**What to produce**
Give only the number of lines in these records that contain the word "child".

Begin

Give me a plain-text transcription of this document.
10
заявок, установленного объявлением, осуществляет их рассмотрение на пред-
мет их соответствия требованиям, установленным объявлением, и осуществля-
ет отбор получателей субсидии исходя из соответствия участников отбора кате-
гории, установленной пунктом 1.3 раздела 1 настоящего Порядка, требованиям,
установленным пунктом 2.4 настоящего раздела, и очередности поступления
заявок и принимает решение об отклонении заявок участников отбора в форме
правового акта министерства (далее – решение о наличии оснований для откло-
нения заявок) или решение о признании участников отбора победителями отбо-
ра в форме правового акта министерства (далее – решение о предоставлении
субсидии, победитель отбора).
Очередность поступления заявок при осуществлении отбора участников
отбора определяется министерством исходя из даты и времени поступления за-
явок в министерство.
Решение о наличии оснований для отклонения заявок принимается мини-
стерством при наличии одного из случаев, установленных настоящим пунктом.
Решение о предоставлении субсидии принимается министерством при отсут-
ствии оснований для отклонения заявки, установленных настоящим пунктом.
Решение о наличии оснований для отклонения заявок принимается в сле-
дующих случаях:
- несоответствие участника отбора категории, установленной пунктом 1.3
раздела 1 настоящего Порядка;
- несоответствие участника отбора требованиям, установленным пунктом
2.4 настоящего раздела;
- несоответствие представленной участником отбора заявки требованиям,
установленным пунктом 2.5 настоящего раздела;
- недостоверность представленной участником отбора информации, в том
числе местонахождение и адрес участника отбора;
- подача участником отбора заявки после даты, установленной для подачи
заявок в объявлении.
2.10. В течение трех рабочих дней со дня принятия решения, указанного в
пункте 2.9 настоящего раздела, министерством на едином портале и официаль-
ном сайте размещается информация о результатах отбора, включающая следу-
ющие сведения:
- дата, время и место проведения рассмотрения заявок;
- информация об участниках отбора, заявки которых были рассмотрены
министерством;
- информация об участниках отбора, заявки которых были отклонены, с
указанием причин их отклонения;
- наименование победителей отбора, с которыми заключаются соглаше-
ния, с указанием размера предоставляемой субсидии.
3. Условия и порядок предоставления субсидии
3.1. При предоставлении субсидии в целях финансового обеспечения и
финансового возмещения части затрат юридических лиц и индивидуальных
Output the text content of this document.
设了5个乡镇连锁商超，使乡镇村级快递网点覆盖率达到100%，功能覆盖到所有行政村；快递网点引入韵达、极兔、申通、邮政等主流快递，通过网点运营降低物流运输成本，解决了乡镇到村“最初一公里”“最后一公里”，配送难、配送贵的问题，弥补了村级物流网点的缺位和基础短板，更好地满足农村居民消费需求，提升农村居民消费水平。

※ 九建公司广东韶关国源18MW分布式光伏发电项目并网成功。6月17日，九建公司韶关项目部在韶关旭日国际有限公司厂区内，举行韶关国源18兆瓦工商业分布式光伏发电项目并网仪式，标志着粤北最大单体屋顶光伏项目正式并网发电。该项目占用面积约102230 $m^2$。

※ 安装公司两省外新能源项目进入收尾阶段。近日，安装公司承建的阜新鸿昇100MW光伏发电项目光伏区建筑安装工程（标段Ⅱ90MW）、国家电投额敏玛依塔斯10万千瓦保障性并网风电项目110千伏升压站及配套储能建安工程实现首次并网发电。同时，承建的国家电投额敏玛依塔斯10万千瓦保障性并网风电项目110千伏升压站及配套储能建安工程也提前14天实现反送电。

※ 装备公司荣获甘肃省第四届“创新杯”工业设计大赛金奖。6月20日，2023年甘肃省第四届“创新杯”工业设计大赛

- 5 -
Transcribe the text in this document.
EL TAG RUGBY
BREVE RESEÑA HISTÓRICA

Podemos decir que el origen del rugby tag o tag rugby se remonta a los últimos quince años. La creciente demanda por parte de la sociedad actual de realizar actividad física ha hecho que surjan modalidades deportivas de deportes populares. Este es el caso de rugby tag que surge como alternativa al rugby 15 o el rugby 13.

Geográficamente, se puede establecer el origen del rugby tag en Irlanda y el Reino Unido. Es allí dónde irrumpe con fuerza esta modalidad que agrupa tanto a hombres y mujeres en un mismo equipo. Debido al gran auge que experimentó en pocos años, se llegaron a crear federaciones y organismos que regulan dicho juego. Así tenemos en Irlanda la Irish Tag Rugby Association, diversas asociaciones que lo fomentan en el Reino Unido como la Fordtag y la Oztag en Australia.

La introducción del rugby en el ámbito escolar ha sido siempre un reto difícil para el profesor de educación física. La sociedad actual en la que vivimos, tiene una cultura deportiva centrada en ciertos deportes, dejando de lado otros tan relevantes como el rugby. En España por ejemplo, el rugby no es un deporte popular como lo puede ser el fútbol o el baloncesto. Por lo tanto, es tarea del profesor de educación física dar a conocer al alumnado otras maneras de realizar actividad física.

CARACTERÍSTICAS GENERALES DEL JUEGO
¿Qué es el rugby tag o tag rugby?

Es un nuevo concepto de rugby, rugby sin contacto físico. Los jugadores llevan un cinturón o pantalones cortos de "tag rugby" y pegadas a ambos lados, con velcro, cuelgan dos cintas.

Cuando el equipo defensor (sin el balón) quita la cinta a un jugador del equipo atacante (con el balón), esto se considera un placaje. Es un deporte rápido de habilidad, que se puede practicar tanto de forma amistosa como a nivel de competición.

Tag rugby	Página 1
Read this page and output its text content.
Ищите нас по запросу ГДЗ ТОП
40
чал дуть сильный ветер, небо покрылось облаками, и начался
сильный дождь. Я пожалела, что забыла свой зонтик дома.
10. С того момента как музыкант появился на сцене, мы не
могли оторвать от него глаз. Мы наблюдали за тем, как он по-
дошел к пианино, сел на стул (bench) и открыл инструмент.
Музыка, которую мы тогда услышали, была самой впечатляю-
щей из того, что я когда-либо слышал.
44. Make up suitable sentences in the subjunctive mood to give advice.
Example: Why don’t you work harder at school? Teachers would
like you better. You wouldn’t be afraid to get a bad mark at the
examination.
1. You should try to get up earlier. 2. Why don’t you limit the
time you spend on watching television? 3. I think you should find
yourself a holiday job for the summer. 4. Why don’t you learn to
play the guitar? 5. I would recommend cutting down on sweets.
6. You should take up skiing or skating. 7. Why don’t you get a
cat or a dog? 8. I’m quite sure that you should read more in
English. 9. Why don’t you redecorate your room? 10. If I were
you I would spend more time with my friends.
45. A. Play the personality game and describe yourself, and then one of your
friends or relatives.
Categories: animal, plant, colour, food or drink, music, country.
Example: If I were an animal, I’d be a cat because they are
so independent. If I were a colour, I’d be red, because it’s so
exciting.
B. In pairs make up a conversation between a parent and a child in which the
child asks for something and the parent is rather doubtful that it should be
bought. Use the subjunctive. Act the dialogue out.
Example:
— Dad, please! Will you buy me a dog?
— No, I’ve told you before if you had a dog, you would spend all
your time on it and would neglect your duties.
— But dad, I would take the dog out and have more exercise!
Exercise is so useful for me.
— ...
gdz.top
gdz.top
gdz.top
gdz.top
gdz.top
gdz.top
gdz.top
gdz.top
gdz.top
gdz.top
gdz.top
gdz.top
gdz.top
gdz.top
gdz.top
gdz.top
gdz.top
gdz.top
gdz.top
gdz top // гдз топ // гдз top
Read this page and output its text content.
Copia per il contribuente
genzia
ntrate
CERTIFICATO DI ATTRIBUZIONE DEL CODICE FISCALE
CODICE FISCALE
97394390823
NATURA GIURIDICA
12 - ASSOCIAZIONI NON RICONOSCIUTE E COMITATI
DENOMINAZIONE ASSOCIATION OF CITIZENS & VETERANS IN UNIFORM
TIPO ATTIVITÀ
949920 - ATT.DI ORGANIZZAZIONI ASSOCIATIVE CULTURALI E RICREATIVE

End

**The solution**
2